• [PROBLEM REQUIREMENTS]
Copy out each line in the material below that has the word "Habitant".
─── MATERIAL FOR THIS EXERCISE
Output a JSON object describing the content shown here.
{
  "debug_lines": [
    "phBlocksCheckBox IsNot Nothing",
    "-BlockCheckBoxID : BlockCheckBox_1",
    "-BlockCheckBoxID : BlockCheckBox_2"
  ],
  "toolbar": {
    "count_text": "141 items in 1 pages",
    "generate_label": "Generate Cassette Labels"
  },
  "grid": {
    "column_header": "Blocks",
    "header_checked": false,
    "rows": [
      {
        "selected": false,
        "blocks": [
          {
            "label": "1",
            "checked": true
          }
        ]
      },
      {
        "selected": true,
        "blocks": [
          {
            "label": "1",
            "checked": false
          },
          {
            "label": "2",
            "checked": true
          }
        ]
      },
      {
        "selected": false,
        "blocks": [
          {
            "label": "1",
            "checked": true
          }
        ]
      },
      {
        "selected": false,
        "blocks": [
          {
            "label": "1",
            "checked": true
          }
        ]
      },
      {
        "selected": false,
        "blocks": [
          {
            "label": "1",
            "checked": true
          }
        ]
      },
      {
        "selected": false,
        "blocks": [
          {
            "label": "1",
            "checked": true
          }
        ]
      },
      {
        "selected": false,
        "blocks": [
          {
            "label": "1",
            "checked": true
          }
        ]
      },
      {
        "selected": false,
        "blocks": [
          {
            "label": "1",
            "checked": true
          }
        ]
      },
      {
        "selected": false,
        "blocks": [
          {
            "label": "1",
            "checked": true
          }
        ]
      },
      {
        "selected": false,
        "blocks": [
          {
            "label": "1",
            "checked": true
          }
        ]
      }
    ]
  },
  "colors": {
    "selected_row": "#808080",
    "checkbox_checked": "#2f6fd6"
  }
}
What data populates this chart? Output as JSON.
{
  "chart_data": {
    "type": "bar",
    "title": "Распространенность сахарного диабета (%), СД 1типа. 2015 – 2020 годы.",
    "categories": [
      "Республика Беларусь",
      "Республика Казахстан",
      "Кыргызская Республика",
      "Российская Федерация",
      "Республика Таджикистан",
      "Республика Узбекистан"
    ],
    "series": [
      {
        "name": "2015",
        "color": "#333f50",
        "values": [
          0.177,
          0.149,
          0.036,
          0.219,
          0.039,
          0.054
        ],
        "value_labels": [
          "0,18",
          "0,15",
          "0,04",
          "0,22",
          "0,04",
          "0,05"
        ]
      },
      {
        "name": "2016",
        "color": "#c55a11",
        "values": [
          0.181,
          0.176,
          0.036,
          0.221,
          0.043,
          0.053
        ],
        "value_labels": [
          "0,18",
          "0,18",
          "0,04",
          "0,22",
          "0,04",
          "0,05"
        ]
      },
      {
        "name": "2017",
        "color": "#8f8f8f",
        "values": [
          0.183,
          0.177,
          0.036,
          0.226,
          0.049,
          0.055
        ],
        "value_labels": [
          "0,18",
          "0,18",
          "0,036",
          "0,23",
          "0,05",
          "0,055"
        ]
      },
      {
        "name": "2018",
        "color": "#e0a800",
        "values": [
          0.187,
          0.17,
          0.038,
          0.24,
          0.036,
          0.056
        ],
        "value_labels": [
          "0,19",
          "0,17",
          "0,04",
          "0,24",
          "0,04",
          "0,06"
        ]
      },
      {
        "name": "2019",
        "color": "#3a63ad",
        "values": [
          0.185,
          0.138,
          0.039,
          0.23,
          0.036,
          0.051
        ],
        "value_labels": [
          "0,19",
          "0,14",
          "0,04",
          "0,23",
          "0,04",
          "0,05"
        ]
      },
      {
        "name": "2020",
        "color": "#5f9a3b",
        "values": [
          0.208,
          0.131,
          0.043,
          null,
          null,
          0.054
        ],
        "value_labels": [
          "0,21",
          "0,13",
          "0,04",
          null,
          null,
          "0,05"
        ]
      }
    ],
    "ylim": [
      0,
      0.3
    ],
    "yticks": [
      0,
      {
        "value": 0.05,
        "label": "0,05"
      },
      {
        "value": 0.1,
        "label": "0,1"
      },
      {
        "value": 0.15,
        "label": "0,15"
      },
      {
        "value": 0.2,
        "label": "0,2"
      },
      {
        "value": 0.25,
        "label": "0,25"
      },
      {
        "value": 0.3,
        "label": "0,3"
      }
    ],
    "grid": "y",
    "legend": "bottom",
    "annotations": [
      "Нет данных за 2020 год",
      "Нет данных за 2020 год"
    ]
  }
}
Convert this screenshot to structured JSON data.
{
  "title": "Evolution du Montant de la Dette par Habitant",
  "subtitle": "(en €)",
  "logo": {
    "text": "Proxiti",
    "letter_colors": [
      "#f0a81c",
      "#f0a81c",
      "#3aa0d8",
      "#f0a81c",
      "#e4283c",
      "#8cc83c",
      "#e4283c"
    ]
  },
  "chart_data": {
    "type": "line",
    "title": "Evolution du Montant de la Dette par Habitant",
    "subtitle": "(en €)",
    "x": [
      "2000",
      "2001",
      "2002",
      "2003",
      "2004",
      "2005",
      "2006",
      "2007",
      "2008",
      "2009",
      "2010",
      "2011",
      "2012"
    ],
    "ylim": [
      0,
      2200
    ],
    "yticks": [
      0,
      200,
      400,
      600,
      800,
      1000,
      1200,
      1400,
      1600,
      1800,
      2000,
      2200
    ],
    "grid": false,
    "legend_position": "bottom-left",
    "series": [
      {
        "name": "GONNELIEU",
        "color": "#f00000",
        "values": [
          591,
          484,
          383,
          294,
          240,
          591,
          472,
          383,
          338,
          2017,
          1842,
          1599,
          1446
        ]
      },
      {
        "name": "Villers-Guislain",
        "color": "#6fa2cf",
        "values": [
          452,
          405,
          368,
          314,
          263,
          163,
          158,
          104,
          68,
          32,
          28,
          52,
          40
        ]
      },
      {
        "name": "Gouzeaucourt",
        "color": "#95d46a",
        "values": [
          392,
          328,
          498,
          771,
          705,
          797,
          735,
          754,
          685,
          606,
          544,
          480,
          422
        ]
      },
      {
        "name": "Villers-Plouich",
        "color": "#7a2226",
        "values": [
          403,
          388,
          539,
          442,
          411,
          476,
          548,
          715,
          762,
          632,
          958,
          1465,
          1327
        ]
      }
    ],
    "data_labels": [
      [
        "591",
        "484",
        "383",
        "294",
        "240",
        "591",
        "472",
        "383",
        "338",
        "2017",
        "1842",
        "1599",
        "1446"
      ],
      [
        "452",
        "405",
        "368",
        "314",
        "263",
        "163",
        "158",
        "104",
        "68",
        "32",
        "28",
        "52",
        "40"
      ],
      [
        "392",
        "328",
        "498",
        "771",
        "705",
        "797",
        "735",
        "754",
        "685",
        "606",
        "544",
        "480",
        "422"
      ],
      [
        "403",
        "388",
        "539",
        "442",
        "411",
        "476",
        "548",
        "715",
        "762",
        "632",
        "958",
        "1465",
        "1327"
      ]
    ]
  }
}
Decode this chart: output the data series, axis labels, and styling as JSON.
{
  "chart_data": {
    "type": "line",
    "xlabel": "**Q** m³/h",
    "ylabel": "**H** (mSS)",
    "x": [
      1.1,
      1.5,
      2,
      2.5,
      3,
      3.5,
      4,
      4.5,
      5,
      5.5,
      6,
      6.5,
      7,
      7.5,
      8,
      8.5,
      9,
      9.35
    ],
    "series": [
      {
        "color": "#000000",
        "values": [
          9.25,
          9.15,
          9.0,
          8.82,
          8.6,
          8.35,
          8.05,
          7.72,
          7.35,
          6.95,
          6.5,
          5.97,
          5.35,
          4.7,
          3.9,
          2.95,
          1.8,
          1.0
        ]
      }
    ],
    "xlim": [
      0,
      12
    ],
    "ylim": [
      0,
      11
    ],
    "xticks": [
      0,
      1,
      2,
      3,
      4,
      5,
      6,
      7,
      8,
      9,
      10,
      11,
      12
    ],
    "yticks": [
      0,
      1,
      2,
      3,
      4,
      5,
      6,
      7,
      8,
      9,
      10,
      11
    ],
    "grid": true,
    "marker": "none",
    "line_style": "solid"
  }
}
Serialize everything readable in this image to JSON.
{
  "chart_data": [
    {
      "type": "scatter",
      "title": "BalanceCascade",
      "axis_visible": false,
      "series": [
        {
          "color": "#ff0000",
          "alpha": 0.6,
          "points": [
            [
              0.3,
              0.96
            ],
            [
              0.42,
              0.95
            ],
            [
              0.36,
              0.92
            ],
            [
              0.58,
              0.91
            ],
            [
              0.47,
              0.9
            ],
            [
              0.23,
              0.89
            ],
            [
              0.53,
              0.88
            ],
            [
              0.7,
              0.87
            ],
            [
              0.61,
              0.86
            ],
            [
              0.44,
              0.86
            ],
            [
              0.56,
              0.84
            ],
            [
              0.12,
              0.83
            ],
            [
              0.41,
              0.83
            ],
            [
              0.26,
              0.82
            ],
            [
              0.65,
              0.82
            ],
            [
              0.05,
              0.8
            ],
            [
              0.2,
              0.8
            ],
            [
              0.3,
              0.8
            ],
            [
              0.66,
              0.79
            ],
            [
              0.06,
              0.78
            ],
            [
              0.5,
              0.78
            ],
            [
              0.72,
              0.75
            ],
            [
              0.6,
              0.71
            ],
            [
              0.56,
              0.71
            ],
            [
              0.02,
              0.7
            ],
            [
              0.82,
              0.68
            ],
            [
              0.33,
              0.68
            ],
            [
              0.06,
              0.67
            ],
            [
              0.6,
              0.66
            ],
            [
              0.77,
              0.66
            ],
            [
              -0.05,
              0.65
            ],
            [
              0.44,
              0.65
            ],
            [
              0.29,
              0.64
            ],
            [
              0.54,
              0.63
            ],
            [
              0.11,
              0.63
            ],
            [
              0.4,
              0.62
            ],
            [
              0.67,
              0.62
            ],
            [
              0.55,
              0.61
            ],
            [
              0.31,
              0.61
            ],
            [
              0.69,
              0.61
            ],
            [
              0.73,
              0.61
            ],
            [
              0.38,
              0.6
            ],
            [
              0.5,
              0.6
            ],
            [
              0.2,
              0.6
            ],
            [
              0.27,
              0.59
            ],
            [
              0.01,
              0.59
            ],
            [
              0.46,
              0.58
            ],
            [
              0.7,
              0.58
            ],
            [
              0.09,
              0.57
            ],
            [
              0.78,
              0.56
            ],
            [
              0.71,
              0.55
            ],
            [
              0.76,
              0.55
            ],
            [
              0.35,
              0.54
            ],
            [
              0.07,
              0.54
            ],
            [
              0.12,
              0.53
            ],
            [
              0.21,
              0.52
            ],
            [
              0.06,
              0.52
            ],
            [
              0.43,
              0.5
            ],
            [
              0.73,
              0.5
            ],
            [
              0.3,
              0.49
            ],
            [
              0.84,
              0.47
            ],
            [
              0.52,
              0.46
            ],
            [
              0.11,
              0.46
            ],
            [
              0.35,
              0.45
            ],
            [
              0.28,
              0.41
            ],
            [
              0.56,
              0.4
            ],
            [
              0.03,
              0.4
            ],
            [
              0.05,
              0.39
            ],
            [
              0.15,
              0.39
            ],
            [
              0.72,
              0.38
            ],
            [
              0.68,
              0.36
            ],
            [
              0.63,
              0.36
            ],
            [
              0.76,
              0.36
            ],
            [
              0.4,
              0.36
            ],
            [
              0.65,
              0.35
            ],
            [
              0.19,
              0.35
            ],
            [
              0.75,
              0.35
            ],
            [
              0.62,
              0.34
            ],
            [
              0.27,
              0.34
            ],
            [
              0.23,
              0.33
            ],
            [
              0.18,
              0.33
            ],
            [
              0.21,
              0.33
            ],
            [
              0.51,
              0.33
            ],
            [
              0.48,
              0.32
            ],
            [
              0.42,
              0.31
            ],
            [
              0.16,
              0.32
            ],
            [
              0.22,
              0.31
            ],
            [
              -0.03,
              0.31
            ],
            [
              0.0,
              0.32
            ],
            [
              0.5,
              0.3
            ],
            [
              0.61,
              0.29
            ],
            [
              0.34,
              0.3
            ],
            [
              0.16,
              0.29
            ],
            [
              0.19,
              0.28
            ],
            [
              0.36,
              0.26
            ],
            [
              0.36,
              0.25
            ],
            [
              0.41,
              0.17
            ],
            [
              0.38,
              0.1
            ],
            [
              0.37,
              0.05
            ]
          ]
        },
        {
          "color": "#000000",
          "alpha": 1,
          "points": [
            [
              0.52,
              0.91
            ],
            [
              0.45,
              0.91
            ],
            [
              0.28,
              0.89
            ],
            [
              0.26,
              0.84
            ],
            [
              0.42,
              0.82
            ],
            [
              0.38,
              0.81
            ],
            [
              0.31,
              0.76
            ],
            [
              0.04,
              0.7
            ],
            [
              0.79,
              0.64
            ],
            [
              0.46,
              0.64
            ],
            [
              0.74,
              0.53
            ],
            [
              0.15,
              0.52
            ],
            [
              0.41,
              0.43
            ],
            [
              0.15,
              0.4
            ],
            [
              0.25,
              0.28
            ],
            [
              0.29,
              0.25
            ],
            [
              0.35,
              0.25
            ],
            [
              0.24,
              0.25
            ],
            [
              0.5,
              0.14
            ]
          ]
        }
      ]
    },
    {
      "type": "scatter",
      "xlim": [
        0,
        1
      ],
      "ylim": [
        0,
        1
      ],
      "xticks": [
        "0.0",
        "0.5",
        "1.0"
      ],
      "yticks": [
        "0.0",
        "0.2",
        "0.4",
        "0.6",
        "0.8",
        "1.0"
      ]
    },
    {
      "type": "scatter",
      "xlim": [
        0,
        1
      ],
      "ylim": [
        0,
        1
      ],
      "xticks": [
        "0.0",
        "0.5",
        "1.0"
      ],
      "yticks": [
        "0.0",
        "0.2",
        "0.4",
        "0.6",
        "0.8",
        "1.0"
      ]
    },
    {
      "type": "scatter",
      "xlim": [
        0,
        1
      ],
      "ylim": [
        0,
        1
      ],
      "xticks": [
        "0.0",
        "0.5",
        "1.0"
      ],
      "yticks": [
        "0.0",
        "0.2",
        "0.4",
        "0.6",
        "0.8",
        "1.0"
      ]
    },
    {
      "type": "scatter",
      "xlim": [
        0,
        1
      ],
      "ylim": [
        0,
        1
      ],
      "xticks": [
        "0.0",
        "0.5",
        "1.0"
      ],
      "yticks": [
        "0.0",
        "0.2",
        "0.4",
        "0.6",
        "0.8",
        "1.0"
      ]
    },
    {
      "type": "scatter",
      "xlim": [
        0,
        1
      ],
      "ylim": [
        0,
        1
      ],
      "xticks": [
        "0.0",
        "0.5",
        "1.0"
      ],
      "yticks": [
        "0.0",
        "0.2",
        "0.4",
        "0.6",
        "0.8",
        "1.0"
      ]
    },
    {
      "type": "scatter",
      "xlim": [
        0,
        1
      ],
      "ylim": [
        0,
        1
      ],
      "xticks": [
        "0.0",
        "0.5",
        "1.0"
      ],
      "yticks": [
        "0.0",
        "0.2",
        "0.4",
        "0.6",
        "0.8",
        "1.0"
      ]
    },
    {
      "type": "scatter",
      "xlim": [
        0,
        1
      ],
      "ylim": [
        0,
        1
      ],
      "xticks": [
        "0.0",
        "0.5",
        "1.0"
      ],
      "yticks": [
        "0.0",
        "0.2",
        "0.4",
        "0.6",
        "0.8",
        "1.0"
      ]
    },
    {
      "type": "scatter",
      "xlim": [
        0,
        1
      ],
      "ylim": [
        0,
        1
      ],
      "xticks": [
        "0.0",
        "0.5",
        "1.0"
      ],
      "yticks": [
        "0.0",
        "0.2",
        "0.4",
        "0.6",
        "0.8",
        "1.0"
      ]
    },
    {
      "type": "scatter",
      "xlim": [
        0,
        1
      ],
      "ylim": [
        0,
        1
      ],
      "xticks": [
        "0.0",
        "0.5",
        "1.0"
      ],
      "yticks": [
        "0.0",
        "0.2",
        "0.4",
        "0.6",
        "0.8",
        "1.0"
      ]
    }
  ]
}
──────
• [ANSWER TO THIS EXERCISE]
  "title": "Evolution du Montant de la Dette par Habitant",
    "title": "Evolution du Montant de la Dette par Habitant",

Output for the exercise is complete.